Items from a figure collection
[start]
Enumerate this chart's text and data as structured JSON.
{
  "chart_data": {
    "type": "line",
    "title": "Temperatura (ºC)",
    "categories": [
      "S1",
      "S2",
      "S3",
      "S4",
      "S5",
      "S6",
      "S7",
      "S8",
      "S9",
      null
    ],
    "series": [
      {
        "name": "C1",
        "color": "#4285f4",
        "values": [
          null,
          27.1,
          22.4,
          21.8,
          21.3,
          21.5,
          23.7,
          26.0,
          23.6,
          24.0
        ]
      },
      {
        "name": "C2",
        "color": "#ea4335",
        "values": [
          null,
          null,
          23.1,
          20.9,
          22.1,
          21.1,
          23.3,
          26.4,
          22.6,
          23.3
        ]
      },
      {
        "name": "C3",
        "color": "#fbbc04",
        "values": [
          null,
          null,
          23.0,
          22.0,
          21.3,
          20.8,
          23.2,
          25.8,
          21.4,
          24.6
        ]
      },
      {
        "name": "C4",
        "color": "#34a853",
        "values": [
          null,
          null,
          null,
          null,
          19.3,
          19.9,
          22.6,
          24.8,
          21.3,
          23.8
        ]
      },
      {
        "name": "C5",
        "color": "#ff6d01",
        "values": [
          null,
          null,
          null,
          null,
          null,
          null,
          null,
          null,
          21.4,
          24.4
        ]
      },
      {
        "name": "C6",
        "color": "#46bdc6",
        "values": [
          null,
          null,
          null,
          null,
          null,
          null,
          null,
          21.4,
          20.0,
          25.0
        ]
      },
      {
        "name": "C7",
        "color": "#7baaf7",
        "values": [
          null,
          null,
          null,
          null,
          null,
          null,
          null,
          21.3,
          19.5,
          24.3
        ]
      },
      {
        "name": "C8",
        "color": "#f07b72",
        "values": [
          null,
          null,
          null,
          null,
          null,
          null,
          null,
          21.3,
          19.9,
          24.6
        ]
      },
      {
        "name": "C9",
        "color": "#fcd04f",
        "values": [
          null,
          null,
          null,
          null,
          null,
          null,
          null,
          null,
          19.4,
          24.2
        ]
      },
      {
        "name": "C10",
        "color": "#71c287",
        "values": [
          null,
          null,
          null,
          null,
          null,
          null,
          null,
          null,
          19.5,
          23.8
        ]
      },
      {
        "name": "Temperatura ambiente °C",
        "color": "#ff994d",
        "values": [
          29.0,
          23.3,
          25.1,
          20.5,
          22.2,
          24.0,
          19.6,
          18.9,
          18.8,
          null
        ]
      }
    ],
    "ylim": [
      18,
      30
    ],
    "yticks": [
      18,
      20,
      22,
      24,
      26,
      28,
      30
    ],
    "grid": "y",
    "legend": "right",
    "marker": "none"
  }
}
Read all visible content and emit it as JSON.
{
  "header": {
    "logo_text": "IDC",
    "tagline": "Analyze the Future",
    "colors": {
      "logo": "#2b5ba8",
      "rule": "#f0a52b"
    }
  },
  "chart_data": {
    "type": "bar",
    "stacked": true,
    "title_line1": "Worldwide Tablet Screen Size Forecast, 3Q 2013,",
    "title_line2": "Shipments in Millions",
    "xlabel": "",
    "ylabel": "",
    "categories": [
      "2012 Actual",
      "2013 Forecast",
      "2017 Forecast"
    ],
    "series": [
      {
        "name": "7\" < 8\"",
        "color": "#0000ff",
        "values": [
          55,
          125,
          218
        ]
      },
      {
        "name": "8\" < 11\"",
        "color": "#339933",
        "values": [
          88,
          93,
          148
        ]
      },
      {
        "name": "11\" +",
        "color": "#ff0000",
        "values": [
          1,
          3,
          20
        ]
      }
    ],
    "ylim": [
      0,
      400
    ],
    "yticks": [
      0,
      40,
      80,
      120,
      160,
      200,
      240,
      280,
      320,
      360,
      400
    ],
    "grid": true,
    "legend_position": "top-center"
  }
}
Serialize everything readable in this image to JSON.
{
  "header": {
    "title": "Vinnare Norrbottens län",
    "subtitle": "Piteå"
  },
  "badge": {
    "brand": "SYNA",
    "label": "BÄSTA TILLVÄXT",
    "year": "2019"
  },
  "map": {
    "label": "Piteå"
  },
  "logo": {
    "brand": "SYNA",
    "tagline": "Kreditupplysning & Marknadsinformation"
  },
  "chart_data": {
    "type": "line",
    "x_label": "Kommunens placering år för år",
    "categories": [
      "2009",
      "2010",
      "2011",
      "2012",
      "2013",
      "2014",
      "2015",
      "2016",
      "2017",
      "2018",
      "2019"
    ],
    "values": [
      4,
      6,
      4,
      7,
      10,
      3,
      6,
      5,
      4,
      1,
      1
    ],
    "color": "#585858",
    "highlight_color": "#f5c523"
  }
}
[end]
• _Instructions for the task_: Please set down each line of the records exactly as given.

• _The result_:
Enumerate this chart's text and data as structured JSON.
{
  "chart_data": {
    "type": "line",
    "title": "Temperatura (ºC)",
    "categories": [
      "S1",
      "S2",
      "S3",
      "S4",
      "S5",
      "S6",
      "S7",
      "S8",
      "S9",
      null
    ],
    "series": [
      {
        "name": "C1",
        "color": "#4285f4",
        "values": [
          null,
          27.1,
          22.4,
          21.8,
          21.3,
          21.5,
          23.7,
          26.0,
          23.6,
          24.0
        ]
      },
      {
        "name": "C2",
        "color": "#ea4335",
        "values": [
          null,
          null,
          23.1,
          20.9,
          22.1,
          21.1,
          23.3,
          26.4,
          22.6,
          23.3
        ]
      },
      {
        "name": "C3",
        "color": "#fbbc04",
        "values": [
          null,
          null,
          23.0,
          22.0,
          21.3,
          20.8,
          23.2,
          25.8,
          21.4,
          24.6
        ]
      },
      {
        "name": "C4",
        "color": "#34a853",
        "values": [
          null,
          null,
          null,
          null,
          19.3,
          19.9,
          22.6,
          24.8,
          21.3,
          23.8
        ]
      },
      {
        "name": "C5",
        "color": "#ff6d01",
        "values": [
          null,
          null,
          null,
          null,
          null,
          null,
          null,
          null,
          21.4,
          24.4
        ]
      },
      {
        "name": "C6",
        "color": "#46bdc6",
        "values": [
          null,
          null,
          null,
          null,
          null,
          null,
          null,
          21.4,
          20.0,
          25.0
        ]
      },
      {
        "name": "C7",
        "color": "#7baaf7",
        "values": [
          null,
          null,
          null,
          null,
          null,
          null,
          null,
          21.3,
          19.5,
          24.3
        ]
      },
      {
        "name": "C8",
        "color": "#f07b72",
        "values": [
          null,
          null,
          null,
          null,
          null,
          null,
          null,
          21.3,
          19.9,
          24.6
        ]
      },
      {
        "name": "C9",
        "color": "#fcd04f",
        "values": [
          null,
          null,
          null,
          null,
          null,
          null,
          null,
          null,
          19.4,
          24.2
        ]
      },
      {
        "name": "C10",
        "color": "#71c287",
        "values": [
          null,
          null,
          null,
          null,
          null,
          null,
          null,
          null,
          19.5,
          23.8
        ]
      },
      {
        "name": "Temperatura ambiente °C",
        "color": "#ff994d",
        "values": [
          29.0,
          23.3,
          25.1,
          20.5,
          22.2,
          24.0,
          19.6,
          18.9,
          18.8,
          null
        ]
      }
    ],
    "ylim": [
      18,
      30
    ],
    "yticks": [
      18,
      20,
      22,
      24,
      26,
      28,
      30
    ],
    "grid": "y",
    "legend": "right",
    "marker": "none"
  }
}
Read all visible content and emit it as JSON.
{
  "header": {
    "logo_text": "IDC",
    "tagline": "Analyze the Future",
    "colors": {
      "logo": "#2b5ba8",
      "rule": "#f0a52b"
    }
  },
  "chart_data": {
    "type": "bar",
    "stacked": true,
    "title_line1": "Worldwide Tablet Screen Size Forecast, 3Q 2013,",
    "title_line2": "Shipments in Millions",
    "xlabel": "",
    "ylabel": "",
    "categories": [
      "2012 Actual",
      "2013 Forecast",
      "2017 Forecast"
    ],
    "series": [
      {
        "name": "7\" < 8\"",
        "color": "#0000ff",
        "values": [
          55,
          125,
          218
        ]
      },
      {
        "name": "8\" < 11\"",
        "color": "#339933",
        "values": [
          88,
          93,
          148
        ]
      },
      {
        "name": "11\" +",
        "color": "#ff0000",
        "values": [
          1,
          3,
          20
        ]
      }
    ],
    "ylim": [
      0,
      400
    ],
    "yticks": [
      0,
      40,
      80,
      120,
      160,
      200,
      240,
      280,
      320,
      360,
      400
    ],
    "grid": true,
    "legend_position": "top-center"
  }
}
Serialize everything readable in this image to JSON.
{
  "header": {
    "title": "Vinnare Norrbottens län",
    "subtitle": "Piteå"
  },
  "badge": {
    "brand": "SYNA",
    "label": "BÄSTA TILLVÄXT",
    "year": "2019"
  },
  "map": {
    "label": "Piteå"
  },
  "logo": {
    "brand": "SYNA",
    "tagline": "Kreditupplysning & Marknadsinformation"
  },
  "chart_data": {
    "type": "line",
    "x_label": "Kommunens placering år för år",
    "categories": [
      "2009",
      "2010",
      "2011",
      "2012",
      "2013",
      "2014",
      "2015",
      "2016",
      "2017",
      "2018",
      "2019"
    ],
    "values": [
      4,
      6,
      4,
      7,
      10,
      3,
      6,
      5,
      4,
      1,
      1
    ],
    "color": "#585858",
    "highlight_color": "#f5c523"
  }
}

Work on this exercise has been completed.